● DESCRIPTION OF THE TASK: Write the material out again, line by line, exactly as it is.

Data records
= = =

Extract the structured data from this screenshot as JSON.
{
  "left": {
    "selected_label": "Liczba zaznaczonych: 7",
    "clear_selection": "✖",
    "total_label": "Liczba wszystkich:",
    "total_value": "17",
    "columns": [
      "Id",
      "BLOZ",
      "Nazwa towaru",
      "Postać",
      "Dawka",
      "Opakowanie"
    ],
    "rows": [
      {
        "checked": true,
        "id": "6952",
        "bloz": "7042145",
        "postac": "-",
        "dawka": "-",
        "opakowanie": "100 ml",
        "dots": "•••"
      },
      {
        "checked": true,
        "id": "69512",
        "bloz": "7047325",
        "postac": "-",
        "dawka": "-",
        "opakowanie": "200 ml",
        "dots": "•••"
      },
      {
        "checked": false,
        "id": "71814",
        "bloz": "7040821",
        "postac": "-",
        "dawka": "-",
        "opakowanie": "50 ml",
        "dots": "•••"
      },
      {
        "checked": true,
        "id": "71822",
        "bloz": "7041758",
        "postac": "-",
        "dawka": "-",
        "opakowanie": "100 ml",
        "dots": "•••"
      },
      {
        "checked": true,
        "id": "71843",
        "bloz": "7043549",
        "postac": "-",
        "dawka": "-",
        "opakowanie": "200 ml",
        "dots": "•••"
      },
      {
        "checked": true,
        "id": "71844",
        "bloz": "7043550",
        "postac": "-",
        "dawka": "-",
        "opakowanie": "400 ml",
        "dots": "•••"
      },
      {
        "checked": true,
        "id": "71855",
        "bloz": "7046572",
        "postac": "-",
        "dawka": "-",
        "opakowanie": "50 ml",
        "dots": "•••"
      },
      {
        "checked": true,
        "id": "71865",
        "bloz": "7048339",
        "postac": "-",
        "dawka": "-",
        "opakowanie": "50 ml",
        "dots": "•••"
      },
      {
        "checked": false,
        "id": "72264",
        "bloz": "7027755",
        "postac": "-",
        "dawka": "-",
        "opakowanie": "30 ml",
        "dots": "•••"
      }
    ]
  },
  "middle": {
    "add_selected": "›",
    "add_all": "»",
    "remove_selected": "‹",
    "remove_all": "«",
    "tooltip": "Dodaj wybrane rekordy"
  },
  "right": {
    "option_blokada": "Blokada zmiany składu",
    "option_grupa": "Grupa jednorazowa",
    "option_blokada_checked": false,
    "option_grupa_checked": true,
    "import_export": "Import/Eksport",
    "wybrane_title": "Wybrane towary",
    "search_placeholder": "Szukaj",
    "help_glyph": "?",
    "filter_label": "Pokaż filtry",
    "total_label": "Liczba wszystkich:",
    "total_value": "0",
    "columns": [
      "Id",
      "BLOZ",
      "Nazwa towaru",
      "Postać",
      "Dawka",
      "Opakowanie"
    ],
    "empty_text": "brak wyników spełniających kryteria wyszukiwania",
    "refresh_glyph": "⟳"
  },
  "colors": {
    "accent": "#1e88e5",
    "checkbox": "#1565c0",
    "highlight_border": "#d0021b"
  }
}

= = =

● EXERCISE RESPONSE:
Extract the structured data from this screenshot as JSON.
{
  "left": {
    "selected_label": "Liczba zaznaczonych: 7",
    "clear_selection": "✖",
    "total_label": "Liczba wszystkich:",
    "total_value": "17",
    "columns": [
      "Id",
      "BLOZ",
      "Nazwa towaru",
      "Postać",
      "Dawka",
      "Opakowanie"
    ],
    "rows": [
      {
        "checked": true,
        "id": "6952",
        "bloz": "7042145",
        "postac": "-",
        "dawka": "-",
        "opakowanie": "100 ml",
        "dots": "•••"
      },
      {
        "checked": true,
        "id": "69512",
        "bloz": "7047325",
        "postac": "-",
        "dawka": "-",
        "opakowanie": "200 ml",
        "dots": "•••"
      },
      {
        "checked": false,
        "id": "71814",
        "bloz": "7040821",
        "postac": "-",
        "dawka": "-",
        "opakowanie": "50 ml",
        "dots": "•••"
      },
      {
        "checked": true,
        "id": "71822",
        "bloz": "7041758",
        "postac": "-",
        "dawka": "-",
        "opakowanie": "100 ml",
        "dots": "•••"
      },
      {
        "checked": true,
        "id": "71843",
        "bloz": "7043549",
        "postac": "-",
        "dawka": "-",
        "opakowanie": "200 ml",
        "dots": "•••"
      },
      {
        "checked": true,
        "id": "71844",
        "bloz": "7043550",
        "postac": "-",
        "dawka": "-",
        "opakowanie": "400 ml",
        "dots": "•••"
      },
      {
        "checked": true,
        "id": "71855",
        "bloz": "7046572",
        "postac": "-",
        "dawka": "-",
        "opakowanie": "50 ml",
        "dots": "•••"
      },
      {
        "checked": true,
        "id": "71865",
        "bloz": "7048339",
        "postac": "-",
        "dawka": "-",
        "opakowanie": "50 ml",
        "dots": "•••"
      },
      {
        "checked": false,
        "id": "72264",
        "bloz": "7027755",
        "postac": "-",
        "dawka": "-",
        "opakowanie": "30 ml",
        "dots": "•••"
      }
    ]
  },
  "middle": {
    "add_selected": "›",
    "add_all": "»",
    "remove_selected": "‹",
    "remove_all": "«",
    "tooltip": "Dodaj wybrane rekordy"
  },
  "right": {
    "option_blokada": "Blokada zmiany składu",
    "option_grupa": "Grupa jednorazowa",
    "option_blokada_checked": false,
    "option_grupa_checked": true,
    "import_export": "Import/Eksport",
    "wybrane_title": "Wybrane towary",
    "search_placeholder": "Szukaj",
    "help_glyph": "?",
    "filter_label": "Pokaż filtry",
    "total_label": "Liczba wszystkich:",
    "total_value": "0",
    "columns": [
      "Id",
      "BLOZ",
      "Nazwa towaru",
      "Postać",
      "Dawka",
      "Opakowanie"
    ],
    "empty_text": "brak wyników spełniających kryteria wyszukiwania",
    "refresh_glyph": "⟳"
  },
  "colors": {
    "accent": "#1e88e5",
    "checkbox": "#1565c0",
    "highlight_border": "#d0021b"
  }
}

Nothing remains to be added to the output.